**REQUIREMENTS:**
Each entry must be reproduced precisely as it stands.

**ENTRIES SHOWN:**
==================================================

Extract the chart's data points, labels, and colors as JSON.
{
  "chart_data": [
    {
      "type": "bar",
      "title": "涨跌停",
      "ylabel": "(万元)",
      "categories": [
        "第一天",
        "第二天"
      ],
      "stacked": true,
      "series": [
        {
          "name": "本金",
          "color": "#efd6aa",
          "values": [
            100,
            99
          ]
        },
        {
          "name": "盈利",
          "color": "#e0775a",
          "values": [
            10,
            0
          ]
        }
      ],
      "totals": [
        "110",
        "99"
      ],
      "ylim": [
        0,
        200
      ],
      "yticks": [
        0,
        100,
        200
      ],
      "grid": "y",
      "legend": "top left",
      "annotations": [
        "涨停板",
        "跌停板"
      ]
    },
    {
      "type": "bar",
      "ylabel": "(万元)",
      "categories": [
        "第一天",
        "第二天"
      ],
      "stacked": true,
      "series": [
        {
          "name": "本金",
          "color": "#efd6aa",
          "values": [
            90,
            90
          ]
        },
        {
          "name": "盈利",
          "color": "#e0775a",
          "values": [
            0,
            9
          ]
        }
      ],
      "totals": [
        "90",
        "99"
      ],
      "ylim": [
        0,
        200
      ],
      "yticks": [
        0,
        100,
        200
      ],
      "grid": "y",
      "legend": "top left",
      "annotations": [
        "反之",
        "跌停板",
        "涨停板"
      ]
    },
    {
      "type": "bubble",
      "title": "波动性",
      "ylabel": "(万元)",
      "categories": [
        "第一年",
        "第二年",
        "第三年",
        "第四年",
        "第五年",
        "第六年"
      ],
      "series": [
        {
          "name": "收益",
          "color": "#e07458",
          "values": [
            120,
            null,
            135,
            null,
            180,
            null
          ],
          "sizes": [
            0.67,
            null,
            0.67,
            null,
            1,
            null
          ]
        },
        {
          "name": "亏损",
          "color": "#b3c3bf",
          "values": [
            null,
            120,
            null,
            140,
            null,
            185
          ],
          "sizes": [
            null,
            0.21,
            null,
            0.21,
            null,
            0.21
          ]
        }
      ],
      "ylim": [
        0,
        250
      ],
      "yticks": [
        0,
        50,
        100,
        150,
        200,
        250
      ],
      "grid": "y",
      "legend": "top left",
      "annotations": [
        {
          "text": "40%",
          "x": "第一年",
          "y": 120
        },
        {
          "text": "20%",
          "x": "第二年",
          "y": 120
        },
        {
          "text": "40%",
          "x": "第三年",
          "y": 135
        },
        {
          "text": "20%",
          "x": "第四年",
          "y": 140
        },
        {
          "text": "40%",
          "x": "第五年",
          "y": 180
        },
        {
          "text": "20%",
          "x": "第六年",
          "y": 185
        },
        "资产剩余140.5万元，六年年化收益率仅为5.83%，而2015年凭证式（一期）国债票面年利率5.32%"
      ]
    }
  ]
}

==================================================

**THE ANSWER:**
Extract the chart's data points, labels, and colors as JSON.
{
  "chart_data": [
    {
      "type": "bar",
      "title": "涨跌停",
      "ylabel": "(万元)",
      "categories": [
        "第一天",
        "第二天"
      ],
      "stacked": true,
      "series": [
        {
          "name": "本金",
          "color": "#efd6aa",
          "values": [
            100,
            99
          ]
        },
        {
          "name": "盈利",
          "color": "#e0775a",
          "values": [
            10,
            0
          ]
        }
      ],
      "totals": [
        "110",
        "99"
      ],
      "ylim": [
        0,
        200
      ],
      "yticks": [
        0,
        100,
        200
      ],
      "grid": "y",
      "legend": "top left",
      "annotations": [
        "涨停板",
        "跌停板"
      ]
    },
    {
      "type": "bar",
      "ylabel": "(万元)",
      "categories": [
        "第一天",
        "第二天"
      ],
      "stacked": true,
      "series": [
        {
          "name": "本金",
          "color": "#efd6aa",
          "values": [
            90,
            90
          ]
        },
        {
          "name": "盈利",
          "color": "#e0775a",
          "values": [
            0,
            9
          ]
        }
      ],
      "totals": [
        "90",
        "99"
      ],
      "ylim": [
        0,
        200
      ],
      "yticks": [
        0,
        100,
        200
      ],
      "grid": "y",
      "legend": "top left",
      "annotations": [
        "反之",
        "跌停板",
        "涨停板"
      ]
    },
    {
      "type": "bubble",
      "title": "波动性",
      "ylabel": "(万元)",
      "categories": [
        "第一年",
        "第二年",
        "第三年",
        "第四年",
        "第五年",
        "第六年"
      ],
      "series": [
        {
          "name": "收益",
          "color": "#e07458",
          "values": [
            120,
            null,
            135,
            null,
            180,
            null
          ],
          "sizes": [
            0.67,
            null,
            0.67,
            null,
            1,
            null
          ]
        },
        {
          "name": "亏损",
          "color": "#b3c3bf",
          "values": [
            null,
            120,
            null,
            140,
            null,
            185
          ],
          "sizes": [
            null,
            0.21,
            null,
            0.21,
            null,
            0.21
          ]
        }
      ],
      "ylim": [
        0,
        250
      ],
      "yticks": [
        0,
        50,
        100,
        150,
        200,
        250
      ],
      "grid": "y",
      "legend": "top left",
      "annotations": [
        {
          "text": "40%",
          "x": "第一年",
          "y": 120
        },
        {
          "text": "20%",
          "x": "第二年",
          "y": 120
        },
        {
          "text": "40%",
          "x": "第三年",
          "y": 135
        },
        {
          "text": "20%",
          "x": "第四年",
          "y": 140
        },
        {
          "text": "40%",
          "x": "第五年",
          "y": 180
        },
        {
          "text": "20%",
          "x": "第六年",
          "y": 185
        },
        "资产剩余140.5万元，六年年化收益率仅为5.83%，而2015年凭证式（一期）国债票面年利率5.32%"
      ]
    }
  ]
}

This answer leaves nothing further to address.